Output the material below unchanged, apart from leaving out the pictures.

*Extracted material*.
┄┄┄┄┄┄┄┄┄┄
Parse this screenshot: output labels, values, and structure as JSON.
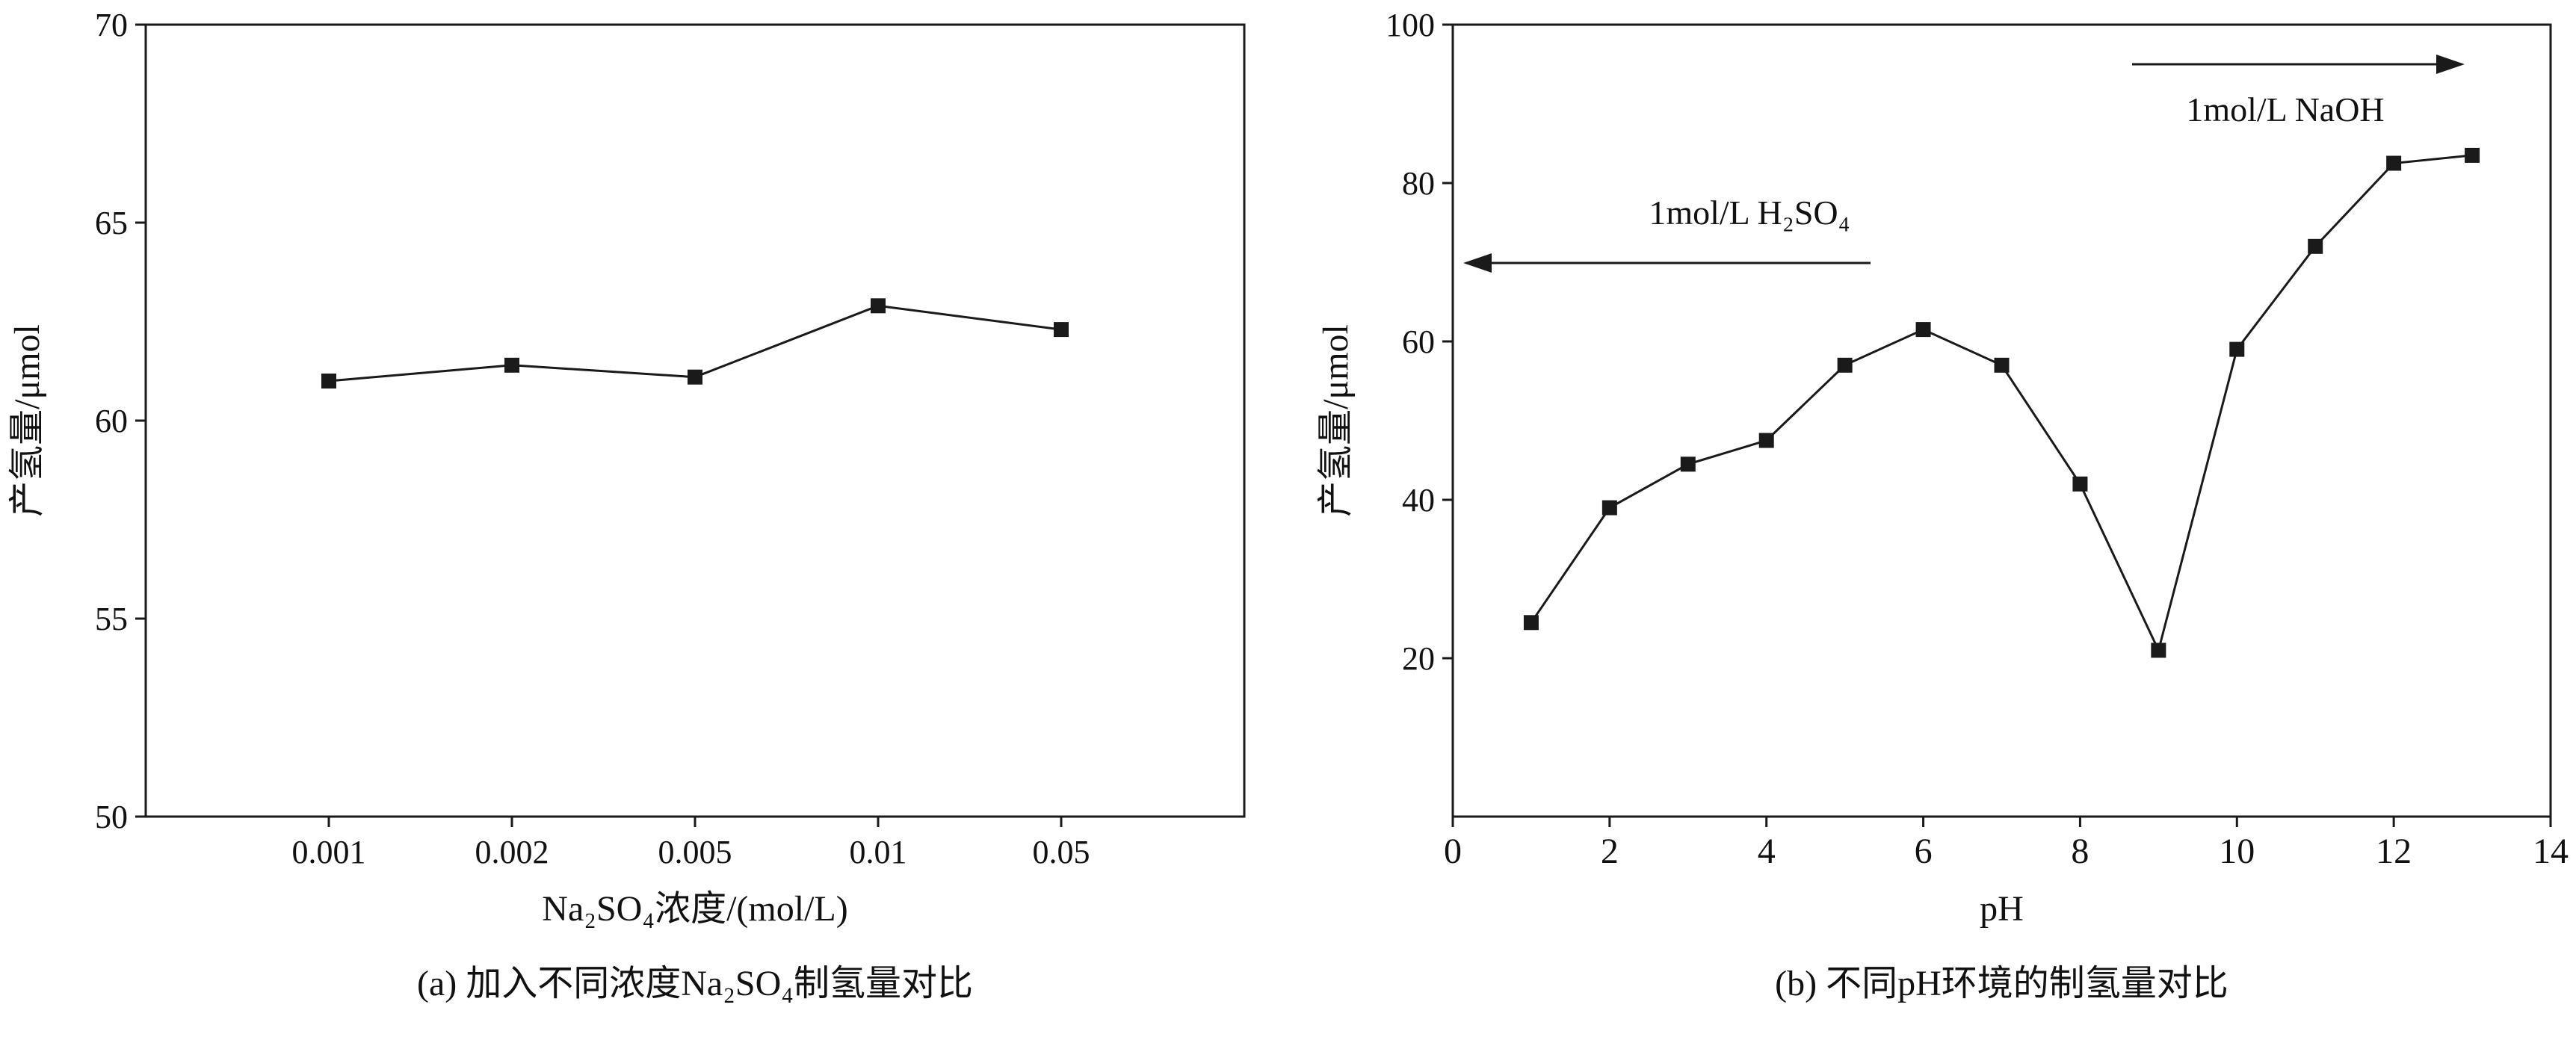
{
  "figure": {
    "background": "#ffffff",
    "ink_color": "#1a1a1a"
  },
  "chart_data": [
    {
      "id": "a",
      "type": "line",
      "title": "",
      "categories": [
        "0.001",
        "0.002",
        "0.005",
        "0.01",
        "0.05"
      ],
      "values": [
        61.0,
        61.4,
        61.1,
        62.9,
        62.3
      ],
      "xlabel": "Na₂SO₄浓度/(mol/L)",
      "ylabel": "产氢量/μmol",
      "caption": "(a) 加入不同浓度Na₂SO₄制氢量对比",
      "ylim": [
        50,
        70
      ],
      "yticks": [
        50,
        55,
        60,
        65,
        70
      ],
      "grid": false,
      "legend": "none",
      "marker": "square",
      "color": "#1a1a1a"
    },
    {
      "id": "b",
      "type": "line",
      "title": "",
      "x": [
        1,
        2,
        3,
        4,
        5,
        6,
        7,
        8,
        9,
        10,
        11,
        12,
        13
      ],
      "values": [
        24.5,
        39,
        44.5,
        47.5,
        57,
        61.5,
        57,
        42,
        21,
        59,
        72,
        82.5,
        83.5
      ],
      "xlabel": "pH",
      "ylabel": "产氢量/μmol",
      "caption": "(b) 不同pH环境的制氢量对比",
      "xlim": [
        0,
        14
      ],
      "xticks": [
        0,
        2,
        4,
        6,
        8,
        10,
        12,
        14
      ],
      "ylim": [
        0,
        100
      ],
      "yticks": [
        20,
        40,
        60,
        80,
        100
      ],
      "grid": false,
      "legend": "none",
      "marker": "square",
      "color": "#1a1a1a",
      "annotations": [
        {
          "text": "1mol/L H₂SO₄",
          "arrow": "left"
        },
        {
          "text": "1mol/L NaOH",
          "arrow": "right"
        }
      ]
    }
  ]
}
┄┄┄┄┄┄┄┄┄┄
*The response*.
Parse this screenshot: output labels, values, and structure as JSON.
{
  "figure": {
    "background": "#ffffff",
    "ink_color": "#1a1a1a"
  },
  "chart_data": [
    {
      "id": "a",
      "type": "line",
      "title": "",
      "categories": [
        "0.001",
        "0.002",
        "0.005",
        "0.01",
        "0.05"
      ],
      "values": [
        61.0,
        61.4,
        61.1,
        62.9,
        62.3
      ],
      "xlabel": "Na₂SO₄浓度/(mol/L)",
      "ylabel": "产氢量/μmol",
      "caption": "(a) 加入不同浓度Na₂SO₄制氢量对比",
      "ylim": [
        50,
        70
      ],
      "yticks": [
        50,
        55,
        60,
        65,
        70
      ],
      "grid": false,
      "legend": "none",
      "marker": "square",
      "color": "#1a1a1a"
    },
    {
      "id": "b",
      "type": "line",
      "title": "",
      "x": [
        1,
        2,
        3,
        4,
        5,
        6,
        7,
        8,
        9,
        10,
        11,
        12,
        13
      ],
      "values": [
        24.5,
        39,
        44.5,
        47.5,
        57,
        61.5,
        57,
        42,
        21,
        59,
        72,
        82.5,
        83.5
      ],
      "xlabel": "pH",
      "ylabel": "产氢量/μmol",
      "caption": "(b) 不同pH环境的制氢量对比",
      "xlim": [
        0,
        14
      ],
      "xticks": [
        0,
        2,
        4,
        6,
        8,
        10,
        12,
        14
      ],
      "ylim": [
        0,
        100
      ],
      "yticks": [
        20,
        40,
        60,
        80,
        100
      ],
      "grid": false,
      "legend": "none",
      "marker": "square",
      "color": "#1a1a1a",
      "annotations": [
        {
          "text": "1mol/L H₂SO₄",
          "arrow": "left"
        },
        {
          "text": "1mol/L NaOH",
          "arrow": "right"
        }
      ]
    }
  ]
}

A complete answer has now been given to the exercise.